**WRITTEN EXERCISE**
Compute the number of lines that include the string "name", then output that number and nothing else.

--- Start MATERIAL SHOWN ---

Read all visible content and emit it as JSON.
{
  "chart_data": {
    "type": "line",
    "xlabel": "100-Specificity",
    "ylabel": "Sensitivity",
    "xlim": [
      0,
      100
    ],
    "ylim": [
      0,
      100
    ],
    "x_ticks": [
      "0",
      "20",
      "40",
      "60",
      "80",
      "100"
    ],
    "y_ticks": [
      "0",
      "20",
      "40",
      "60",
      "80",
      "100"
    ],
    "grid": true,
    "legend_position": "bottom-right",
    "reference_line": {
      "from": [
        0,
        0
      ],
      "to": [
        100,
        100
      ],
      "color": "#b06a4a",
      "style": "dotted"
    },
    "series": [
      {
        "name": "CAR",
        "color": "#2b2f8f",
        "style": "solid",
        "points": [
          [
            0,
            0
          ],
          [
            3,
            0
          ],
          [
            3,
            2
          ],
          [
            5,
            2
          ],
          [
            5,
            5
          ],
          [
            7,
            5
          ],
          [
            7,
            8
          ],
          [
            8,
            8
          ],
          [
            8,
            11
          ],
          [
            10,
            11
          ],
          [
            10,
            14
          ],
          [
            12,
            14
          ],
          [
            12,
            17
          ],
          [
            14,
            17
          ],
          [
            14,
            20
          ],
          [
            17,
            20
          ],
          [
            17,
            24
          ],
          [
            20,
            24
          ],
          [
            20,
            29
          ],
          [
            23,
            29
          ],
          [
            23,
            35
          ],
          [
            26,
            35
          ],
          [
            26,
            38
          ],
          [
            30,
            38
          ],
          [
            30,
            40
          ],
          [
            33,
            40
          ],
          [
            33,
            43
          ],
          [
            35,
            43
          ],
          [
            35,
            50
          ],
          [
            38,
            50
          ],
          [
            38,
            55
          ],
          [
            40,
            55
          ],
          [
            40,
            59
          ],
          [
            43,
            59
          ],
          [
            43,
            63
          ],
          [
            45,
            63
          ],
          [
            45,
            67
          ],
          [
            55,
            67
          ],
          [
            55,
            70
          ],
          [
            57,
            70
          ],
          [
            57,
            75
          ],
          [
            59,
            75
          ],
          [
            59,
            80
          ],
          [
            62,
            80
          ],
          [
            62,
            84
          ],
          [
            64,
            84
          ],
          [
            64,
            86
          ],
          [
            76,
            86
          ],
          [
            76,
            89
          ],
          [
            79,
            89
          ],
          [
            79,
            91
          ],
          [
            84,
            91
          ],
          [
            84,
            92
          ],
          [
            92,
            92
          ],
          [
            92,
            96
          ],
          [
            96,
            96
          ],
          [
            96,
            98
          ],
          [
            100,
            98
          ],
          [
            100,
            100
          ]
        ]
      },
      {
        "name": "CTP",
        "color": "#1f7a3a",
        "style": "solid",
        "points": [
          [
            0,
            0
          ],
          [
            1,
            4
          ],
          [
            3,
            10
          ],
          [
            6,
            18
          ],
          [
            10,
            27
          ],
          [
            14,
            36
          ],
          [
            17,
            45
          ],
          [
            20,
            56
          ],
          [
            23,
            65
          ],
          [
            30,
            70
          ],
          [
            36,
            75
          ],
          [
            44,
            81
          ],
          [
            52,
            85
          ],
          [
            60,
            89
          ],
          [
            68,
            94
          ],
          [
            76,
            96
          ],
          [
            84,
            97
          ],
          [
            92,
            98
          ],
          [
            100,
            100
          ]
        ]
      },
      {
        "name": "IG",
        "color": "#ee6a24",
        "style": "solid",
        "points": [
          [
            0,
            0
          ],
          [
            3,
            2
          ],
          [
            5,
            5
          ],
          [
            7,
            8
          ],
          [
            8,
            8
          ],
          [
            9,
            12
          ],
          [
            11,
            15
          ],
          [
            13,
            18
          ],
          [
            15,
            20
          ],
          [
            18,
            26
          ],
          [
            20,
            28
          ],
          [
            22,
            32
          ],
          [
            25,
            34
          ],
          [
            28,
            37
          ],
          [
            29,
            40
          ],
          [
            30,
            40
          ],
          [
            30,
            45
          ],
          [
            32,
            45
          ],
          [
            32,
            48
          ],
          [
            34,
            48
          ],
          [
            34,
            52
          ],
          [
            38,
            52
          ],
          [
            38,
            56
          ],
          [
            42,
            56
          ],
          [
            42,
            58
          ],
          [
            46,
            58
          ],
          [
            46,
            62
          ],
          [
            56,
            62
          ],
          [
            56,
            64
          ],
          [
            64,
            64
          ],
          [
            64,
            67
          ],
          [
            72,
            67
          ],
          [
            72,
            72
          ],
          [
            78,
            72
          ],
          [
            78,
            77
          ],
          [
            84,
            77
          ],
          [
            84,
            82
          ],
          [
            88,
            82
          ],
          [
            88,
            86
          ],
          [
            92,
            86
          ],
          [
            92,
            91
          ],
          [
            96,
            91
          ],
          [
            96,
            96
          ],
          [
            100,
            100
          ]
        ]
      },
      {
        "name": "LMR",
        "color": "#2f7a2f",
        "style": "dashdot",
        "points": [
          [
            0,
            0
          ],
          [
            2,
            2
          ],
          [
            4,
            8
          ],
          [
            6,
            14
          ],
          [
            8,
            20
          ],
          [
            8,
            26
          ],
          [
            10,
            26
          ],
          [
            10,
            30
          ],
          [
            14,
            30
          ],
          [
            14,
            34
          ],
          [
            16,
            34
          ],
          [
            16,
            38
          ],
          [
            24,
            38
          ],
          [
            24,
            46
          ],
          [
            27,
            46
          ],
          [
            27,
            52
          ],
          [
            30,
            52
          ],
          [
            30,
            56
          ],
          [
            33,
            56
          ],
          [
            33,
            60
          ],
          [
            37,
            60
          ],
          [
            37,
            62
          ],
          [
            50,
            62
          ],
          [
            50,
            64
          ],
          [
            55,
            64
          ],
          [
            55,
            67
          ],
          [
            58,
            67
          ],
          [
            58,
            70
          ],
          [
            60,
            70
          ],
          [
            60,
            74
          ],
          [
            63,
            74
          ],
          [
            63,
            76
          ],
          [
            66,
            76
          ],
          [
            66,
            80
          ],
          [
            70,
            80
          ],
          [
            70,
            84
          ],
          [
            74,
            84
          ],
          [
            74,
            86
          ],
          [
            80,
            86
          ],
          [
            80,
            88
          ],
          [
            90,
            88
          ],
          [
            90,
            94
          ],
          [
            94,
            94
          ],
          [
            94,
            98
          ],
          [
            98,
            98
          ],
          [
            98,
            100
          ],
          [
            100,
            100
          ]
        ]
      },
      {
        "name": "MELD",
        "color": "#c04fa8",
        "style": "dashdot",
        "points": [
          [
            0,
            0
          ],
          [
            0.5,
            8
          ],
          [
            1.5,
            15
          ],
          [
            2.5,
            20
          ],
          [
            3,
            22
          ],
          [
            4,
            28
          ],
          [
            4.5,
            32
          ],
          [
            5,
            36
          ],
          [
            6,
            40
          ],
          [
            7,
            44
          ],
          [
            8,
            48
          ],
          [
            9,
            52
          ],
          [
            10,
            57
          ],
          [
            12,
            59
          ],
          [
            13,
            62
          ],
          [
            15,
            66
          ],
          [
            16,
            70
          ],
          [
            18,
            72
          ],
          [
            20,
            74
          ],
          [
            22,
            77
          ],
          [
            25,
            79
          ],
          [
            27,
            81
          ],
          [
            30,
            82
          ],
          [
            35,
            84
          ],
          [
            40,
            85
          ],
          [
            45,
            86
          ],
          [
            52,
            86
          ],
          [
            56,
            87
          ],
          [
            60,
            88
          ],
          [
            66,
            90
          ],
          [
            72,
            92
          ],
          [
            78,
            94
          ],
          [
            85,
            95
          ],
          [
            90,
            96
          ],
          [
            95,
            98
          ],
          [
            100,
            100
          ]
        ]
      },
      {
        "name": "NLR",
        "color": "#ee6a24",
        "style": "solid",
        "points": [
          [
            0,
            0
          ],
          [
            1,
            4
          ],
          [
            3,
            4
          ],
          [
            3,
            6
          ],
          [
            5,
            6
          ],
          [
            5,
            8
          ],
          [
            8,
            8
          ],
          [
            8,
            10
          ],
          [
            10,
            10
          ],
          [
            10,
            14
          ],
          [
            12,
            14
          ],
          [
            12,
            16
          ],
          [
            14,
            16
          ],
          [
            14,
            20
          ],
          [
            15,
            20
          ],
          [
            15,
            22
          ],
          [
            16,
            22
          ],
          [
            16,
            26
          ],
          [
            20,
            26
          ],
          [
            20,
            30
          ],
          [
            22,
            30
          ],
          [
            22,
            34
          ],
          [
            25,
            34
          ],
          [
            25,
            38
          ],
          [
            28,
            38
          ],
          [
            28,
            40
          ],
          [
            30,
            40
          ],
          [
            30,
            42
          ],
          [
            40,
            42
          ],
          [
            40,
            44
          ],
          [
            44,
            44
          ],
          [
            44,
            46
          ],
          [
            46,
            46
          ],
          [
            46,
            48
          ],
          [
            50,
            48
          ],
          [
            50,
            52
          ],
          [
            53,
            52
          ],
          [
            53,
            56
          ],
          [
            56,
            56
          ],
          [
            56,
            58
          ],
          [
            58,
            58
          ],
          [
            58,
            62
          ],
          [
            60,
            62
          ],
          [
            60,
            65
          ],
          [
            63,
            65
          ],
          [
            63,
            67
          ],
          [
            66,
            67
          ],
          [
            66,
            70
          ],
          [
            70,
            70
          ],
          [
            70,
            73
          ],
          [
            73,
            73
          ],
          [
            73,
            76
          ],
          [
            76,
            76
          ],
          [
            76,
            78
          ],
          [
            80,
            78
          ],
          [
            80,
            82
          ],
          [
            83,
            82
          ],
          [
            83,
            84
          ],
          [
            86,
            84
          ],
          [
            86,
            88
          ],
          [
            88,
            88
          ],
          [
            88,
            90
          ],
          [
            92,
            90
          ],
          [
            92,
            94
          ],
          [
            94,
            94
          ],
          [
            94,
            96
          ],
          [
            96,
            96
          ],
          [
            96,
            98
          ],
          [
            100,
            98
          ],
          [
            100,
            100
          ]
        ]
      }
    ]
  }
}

--- End MATERIAL SHOWN ---

**RESPONSE BELOW**
6